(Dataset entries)
┌──

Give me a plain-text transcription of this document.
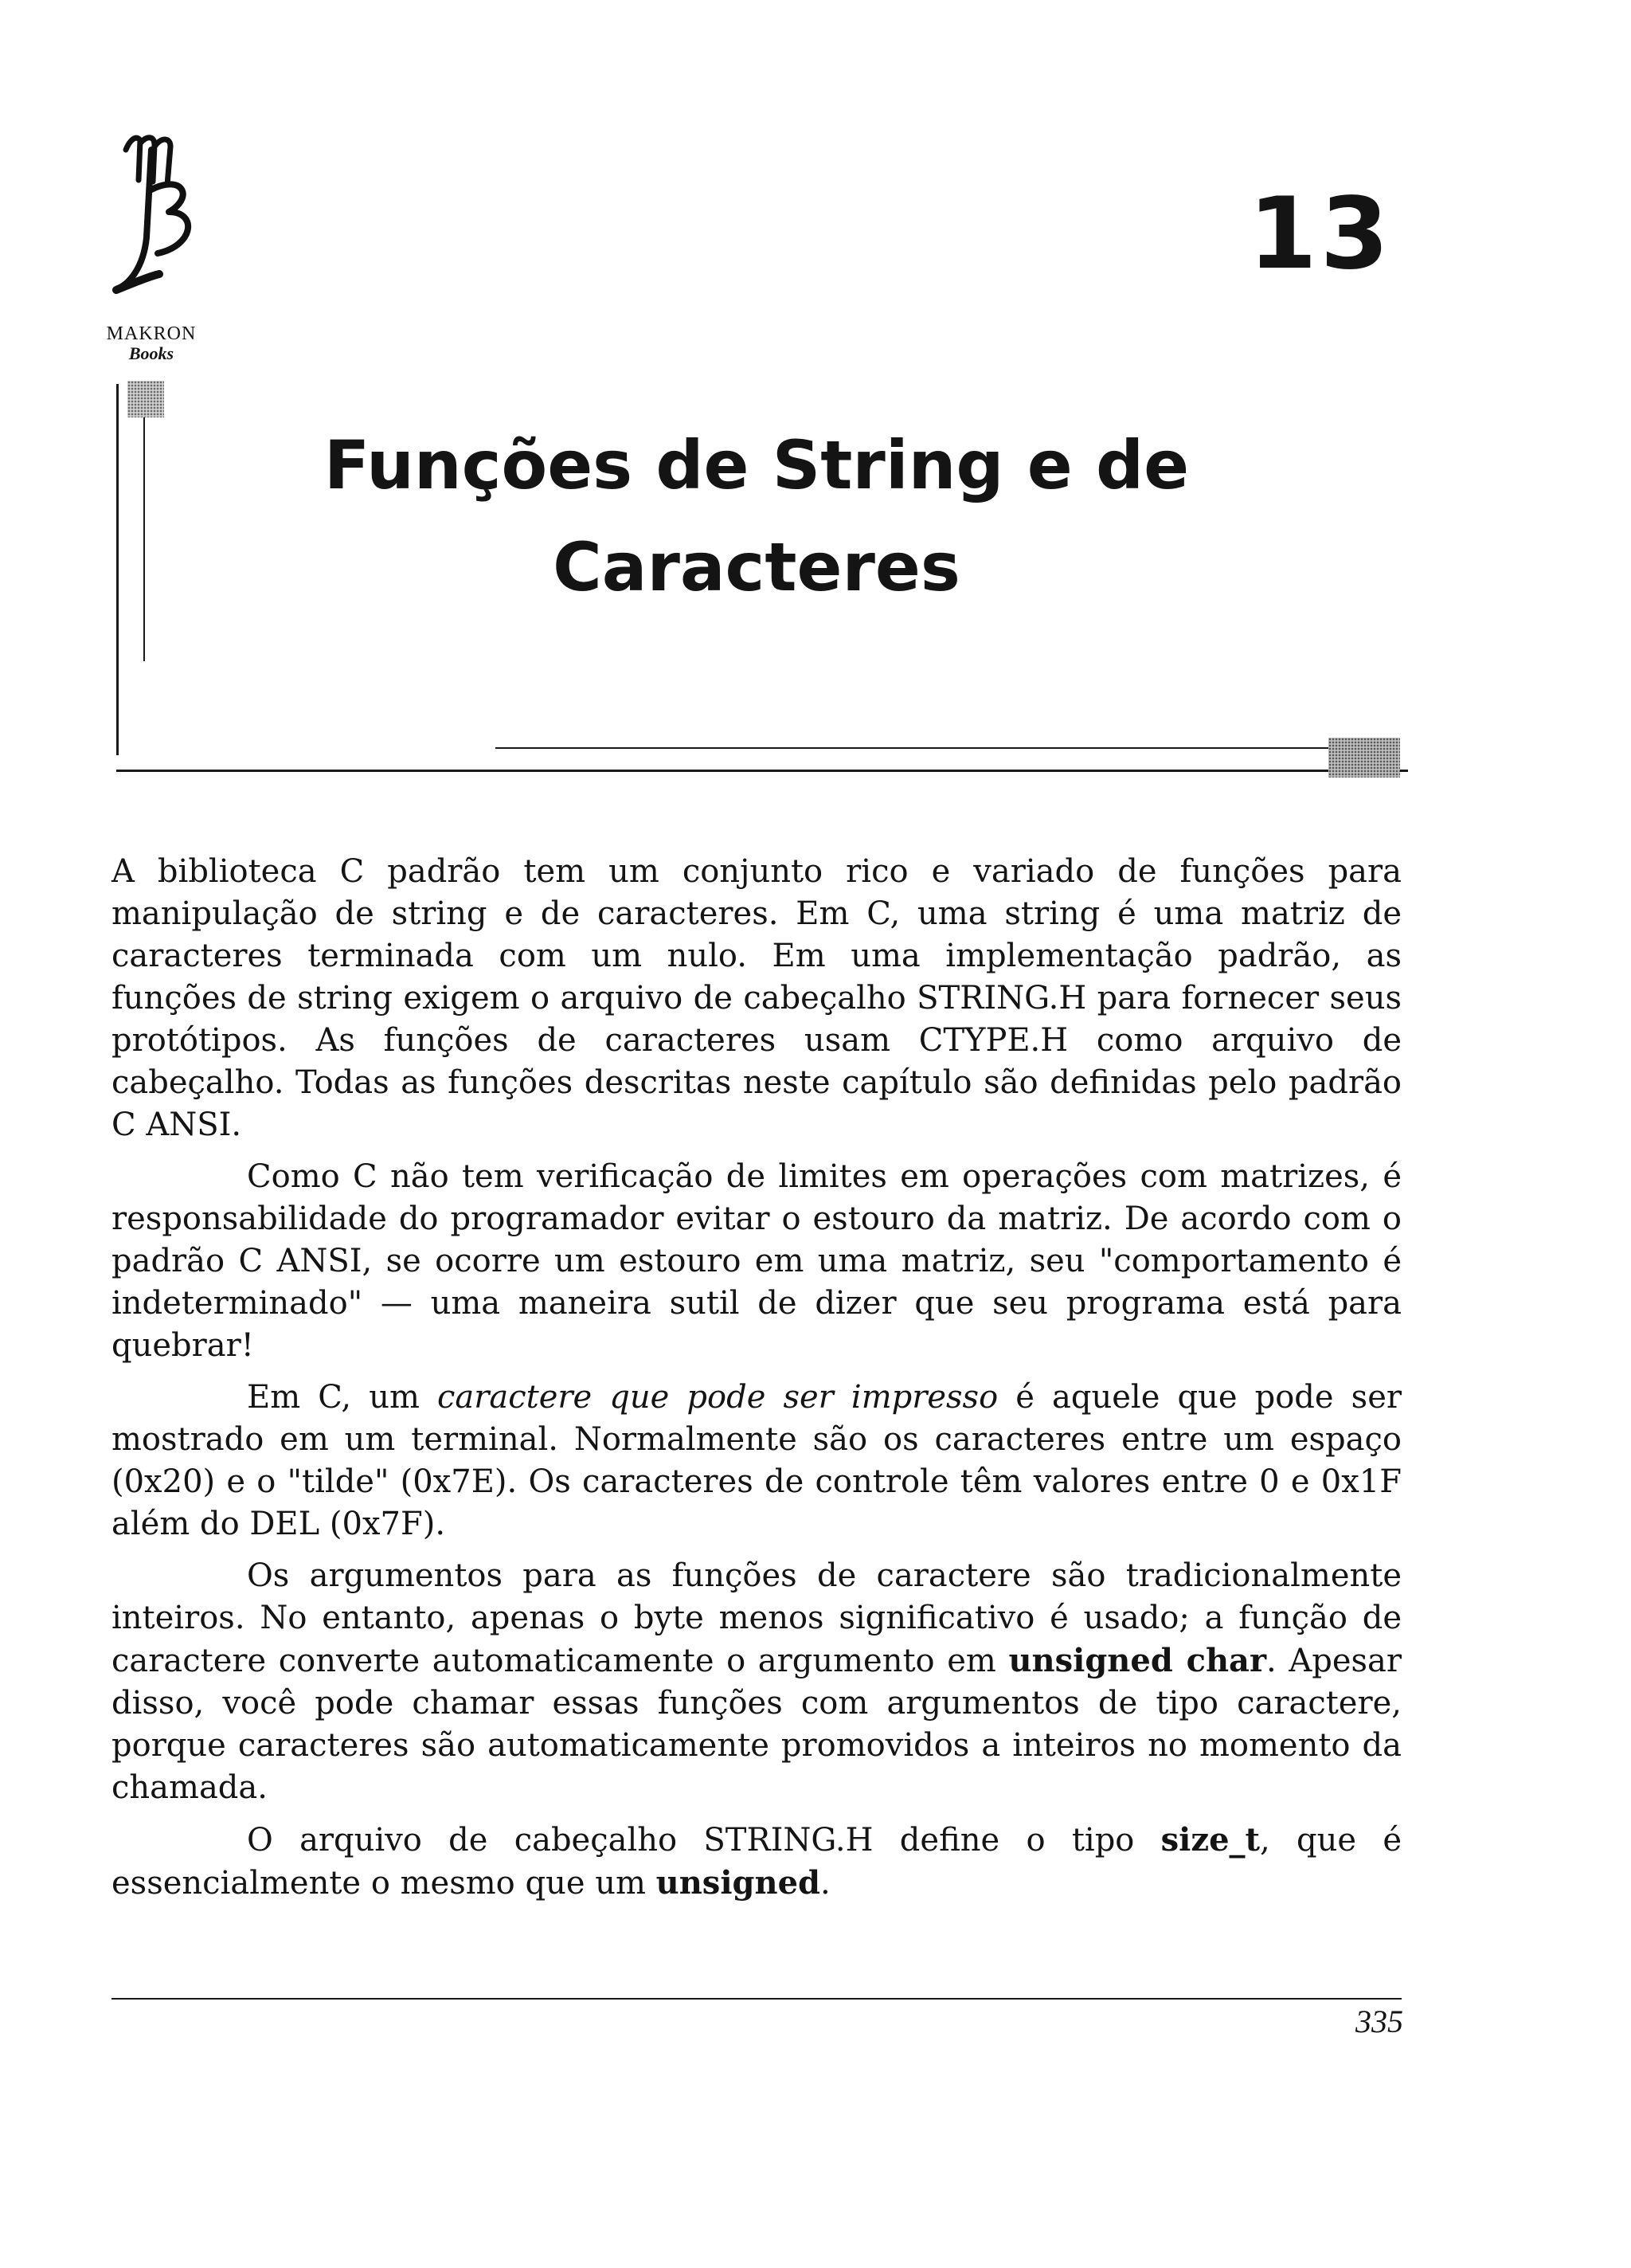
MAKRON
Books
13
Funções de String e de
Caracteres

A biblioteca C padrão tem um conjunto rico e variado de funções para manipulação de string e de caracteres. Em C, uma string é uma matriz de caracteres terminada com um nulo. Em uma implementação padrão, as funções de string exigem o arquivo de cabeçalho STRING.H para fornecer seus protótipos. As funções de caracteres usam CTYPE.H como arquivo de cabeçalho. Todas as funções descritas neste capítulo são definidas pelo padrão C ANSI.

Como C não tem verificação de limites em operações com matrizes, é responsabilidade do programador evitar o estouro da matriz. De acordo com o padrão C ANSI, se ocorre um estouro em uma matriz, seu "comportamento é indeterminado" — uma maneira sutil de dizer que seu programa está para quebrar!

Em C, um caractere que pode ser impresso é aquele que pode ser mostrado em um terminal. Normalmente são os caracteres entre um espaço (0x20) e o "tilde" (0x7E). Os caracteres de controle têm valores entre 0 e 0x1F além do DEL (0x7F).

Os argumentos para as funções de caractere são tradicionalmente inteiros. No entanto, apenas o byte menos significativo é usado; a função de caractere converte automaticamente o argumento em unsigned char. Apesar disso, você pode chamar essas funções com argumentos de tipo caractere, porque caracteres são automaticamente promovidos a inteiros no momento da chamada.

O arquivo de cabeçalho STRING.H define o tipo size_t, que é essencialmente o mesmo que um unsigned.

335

└──
┌──

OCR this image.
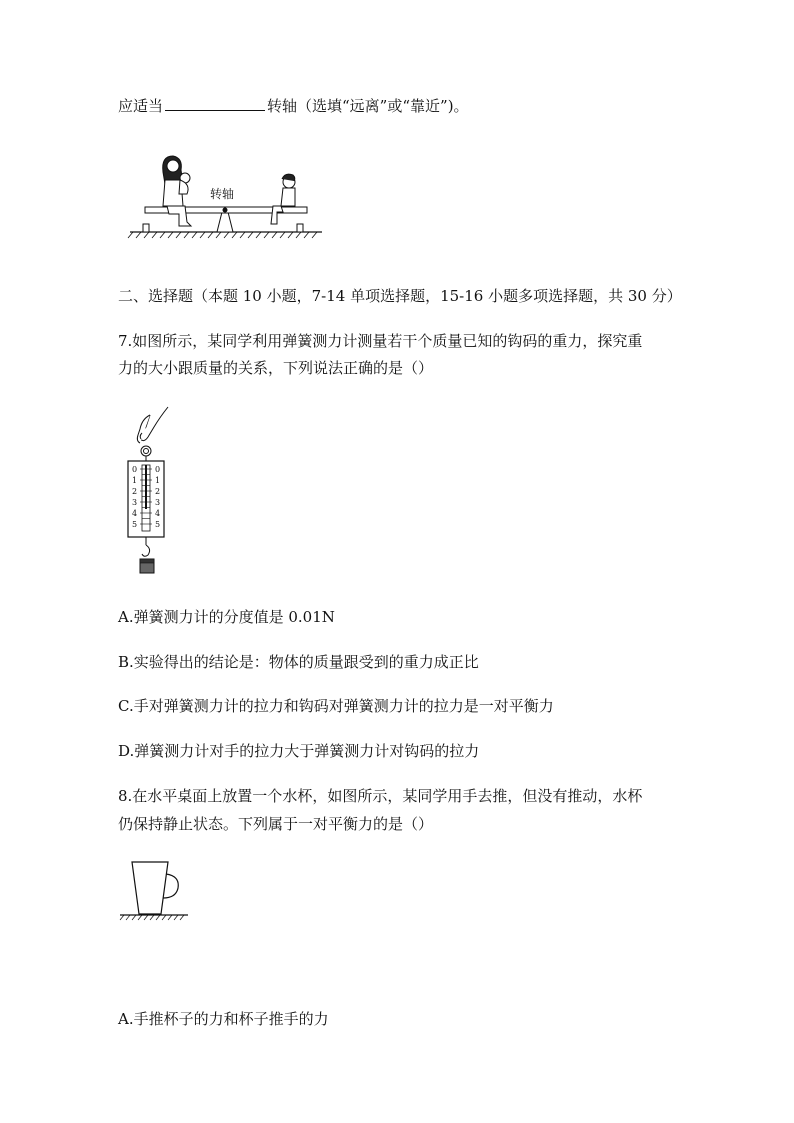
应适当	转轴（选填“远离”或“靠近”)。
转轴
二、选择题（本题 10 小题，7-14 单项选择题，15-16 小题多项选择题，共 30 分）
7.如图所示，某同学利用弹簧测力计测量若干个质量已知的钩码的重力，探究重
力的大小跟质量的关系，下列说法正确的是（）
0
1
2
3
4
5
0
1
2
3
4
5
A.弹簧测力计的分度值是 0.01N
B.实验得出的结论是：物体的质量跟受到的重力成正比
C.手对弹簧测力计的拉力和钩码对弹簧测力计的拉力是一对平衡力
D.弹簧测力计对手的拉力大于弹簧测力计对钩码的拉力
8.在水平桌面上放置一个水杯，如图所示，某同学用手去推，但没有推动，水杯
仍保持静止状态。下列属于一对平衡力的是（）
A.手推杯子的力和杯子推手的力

└──

**TASK**
In the material above, find each line that contains the word "this", and select it.

**SOLUTION TO THE EXERCISE**
Give me a plain-text transcription of this document.
OCR this image.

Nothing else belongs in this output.